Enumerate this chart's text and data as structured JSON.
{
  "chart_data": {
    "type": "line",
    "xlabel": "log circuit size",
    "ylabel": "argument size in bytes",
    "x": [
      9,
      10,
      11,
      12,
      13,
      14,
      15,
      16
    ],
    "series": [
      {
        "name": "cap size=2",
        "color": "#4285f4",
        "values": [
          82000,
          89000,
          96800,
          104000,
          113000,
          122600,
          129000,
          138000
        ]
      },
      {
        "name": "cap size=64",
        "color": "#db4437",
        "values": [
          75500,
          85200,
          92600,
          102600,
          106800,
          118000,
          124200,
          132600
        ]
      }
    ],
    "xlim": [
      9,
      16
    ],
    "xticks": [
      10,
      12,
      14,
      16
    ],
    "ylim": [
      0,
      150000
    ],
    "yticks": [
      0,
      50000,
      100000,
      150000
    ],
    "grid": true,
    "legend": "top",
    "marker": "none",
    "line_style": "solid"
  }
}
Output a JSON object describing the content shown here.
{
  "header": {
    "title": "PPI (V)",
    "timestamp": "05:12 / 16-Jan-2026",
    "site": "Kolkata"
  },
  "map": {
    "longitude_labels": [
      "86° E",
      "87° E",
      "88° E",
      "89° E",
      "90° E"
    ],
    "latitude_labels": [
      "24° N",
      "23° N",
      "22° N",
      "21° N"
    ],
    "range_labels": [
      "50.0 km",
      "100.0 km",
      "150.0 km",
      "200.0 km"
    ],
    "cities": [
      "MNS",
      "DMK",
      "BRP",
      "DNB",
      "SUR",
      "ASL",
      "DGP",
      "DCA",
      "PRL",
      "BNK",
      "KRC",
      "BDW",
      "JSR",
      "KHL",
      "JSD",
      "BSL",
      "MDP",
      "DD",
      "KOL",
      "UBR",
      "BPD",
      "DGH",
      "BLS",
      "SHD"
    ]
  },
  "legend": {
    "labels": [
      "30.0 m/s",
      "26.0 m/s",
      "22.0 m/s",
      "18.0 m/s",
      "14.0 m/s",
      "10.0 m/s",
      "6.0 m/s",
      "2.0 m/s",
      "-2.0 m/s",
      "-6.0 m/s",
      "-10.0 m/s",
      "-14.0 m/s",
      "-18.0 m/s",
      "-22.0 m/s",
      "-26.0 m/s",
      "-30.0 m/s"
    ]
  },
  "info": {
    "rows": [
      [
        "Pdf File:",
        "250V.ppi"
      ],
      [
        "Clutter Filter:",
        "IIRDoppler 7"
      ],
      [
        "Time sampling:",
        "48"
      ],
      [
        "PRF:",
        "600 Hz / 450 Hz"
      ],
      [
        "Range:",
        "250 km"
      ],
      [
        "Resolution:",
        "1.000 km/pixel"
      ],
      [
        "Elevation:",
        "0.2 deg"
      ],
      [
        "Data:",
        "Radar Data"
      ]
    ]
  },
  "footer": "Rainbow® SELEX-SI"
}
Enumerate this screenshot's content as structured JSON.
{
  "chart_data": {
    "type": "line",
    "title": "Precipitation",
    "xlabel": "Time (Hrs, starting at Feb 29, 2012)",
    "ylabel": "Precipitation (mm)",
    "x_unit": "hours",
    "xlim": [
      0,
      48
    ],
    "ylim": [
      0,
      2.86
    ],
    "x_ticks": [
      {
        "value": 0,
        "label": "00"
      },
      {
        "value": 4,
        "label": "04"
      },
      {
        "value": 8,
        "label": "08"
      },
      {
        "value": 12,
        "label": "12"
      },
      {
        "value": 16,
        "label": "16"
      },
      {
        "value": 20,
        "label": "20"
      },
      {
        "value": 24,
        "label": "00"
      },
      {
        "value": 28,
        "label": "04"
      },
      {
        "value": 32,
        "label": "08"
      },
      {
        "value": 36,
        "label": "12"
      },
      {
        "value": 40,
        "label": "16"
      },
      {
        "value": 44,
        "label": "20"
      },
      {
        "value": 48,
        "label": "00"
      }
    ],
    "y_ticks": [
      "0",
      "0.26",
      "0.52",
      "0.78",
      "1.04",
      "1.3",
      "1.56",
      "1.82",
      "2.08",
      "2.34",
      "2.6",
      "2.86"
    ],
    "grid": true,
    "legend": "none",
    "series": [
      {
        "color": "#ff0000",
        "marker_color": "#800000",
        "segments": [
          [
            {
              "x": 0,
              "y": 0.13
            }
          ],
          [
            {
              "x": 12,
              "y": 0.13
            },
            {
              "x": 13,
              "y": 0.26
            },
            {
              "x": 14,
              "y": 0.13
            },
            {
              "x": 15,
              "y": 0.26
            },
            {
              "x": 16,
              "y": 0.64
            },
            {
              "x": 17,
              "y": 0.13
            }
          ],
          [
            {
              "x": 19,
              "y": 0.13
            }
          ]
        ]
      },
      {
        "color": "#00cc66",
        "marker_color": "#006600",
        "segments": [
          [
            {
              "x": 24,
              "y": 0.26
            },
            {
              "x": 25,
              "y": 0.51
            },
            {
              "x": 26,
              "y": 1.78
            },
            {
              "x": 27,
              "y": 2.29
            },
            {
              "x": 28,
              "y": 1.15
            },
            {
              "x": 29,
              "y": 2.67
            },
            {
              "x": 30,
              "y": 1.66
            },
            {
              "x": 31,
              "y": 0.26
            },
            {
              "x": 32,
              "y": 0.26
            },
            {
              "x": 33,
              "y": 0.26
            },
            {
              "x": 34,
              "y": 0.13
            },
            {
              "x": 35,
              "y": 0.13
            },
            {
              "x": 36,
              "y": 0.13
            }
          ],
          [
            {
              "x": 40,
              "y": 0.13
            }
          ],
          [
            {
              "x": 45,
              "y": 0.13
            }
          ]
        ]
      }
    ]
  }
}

■ ■ ■ ■ ■ ■ ■

Every line of the records that includes the word "JSON" should be gathered.

Enumerate this chart's text and data as structured JSON.
Output a JSON object describing the content shown here.
Enumerate this screenshot's content as structured JSON.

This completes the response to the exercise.